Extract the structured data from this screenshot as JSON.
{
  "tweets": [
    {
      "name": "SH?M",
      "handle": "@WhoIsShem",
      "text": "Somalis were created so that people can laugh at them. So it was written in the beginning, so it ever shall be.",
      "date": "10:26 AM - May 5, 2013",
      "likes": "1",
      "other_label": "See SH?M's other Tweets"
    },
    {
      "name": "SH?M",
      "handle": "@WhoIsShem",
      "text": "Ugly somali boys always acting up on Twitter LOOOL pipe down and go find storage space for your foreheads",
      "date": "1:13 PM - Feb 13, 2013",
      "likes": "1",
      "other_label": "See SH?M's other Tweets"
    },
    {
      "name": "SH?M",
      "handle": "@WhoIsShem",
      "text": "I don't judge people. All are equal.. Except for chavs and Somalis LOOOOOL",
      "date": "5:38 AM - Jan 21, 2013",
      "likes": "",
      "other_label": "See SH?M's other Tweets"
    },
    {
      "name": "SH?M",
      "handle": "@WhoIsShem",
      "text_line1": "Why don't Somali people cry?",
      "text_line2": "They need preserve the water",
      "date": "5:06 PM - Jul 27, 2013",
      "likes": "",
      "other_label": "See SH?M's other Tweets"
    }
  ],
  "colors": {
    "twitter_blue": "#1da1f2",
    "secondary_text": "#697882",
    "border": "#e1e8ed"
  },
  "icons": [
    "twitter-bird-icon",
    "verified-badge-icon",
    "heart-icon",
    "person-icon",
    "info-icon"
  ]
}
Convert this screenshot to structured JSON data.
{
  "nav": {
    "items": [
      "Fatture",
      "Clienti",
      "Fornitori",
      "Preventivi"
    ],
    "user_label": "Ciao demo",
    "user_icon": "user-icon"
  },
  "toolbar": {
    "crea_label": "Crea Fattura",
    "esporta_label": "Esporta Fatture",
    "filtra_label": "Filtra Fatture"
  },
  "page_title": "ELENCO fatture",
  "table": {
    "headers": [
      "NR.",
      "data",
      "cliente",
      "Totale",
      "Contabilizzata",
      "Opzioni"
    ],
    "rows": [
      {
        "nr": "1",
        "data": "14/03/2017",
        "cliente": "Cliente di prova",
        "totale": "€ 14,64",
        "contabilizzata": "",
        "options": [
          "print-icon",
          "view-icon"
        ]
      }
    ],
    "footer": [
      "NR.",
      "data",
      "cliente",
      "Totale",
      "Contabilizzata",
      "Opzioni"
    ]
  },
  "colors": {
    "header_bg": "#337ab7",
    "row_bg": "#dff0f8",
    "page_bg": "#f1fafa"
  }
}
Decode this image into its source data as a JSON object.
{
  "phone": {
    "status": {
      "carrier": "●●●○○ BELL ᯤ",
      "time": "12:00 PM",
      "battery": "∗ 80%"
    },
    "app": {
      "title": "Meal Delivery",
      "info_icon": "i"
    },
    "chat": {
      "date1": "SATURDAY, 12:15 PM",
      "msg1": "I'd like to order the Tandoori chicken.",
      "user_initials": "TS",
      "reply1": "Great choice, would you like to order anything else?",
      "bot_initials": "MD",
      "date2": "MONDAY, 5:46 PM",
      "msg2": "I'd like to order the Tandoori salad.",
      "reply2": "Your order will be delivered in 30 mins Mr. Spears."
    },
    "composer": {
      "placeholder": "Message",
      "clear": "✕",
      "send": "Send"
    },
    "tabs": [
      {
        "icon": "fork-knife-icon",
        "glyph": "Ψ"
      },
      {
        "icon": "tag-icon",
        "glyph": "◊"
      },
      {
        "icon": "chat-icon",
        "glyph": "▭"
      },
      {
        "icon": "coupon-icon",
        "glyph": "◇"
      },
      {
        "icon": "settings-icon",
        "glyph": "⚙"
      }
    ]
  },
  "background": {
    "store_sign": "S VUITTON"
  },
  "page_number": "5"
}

• • • •

**AIM OF THE TASK**:
Filter the entries above down to the lines containing the word "people".

**CORRECT RESPONSE**:
      "text": "Somalis were created so that people can laugh at them. So it was written in the beginning, so it ever shall be.",
      "text": "I don't judge people. All are equal.. Except for chavs and Somalis LOOOOOL",
      "text_line1": "Why don't Somali people cry?",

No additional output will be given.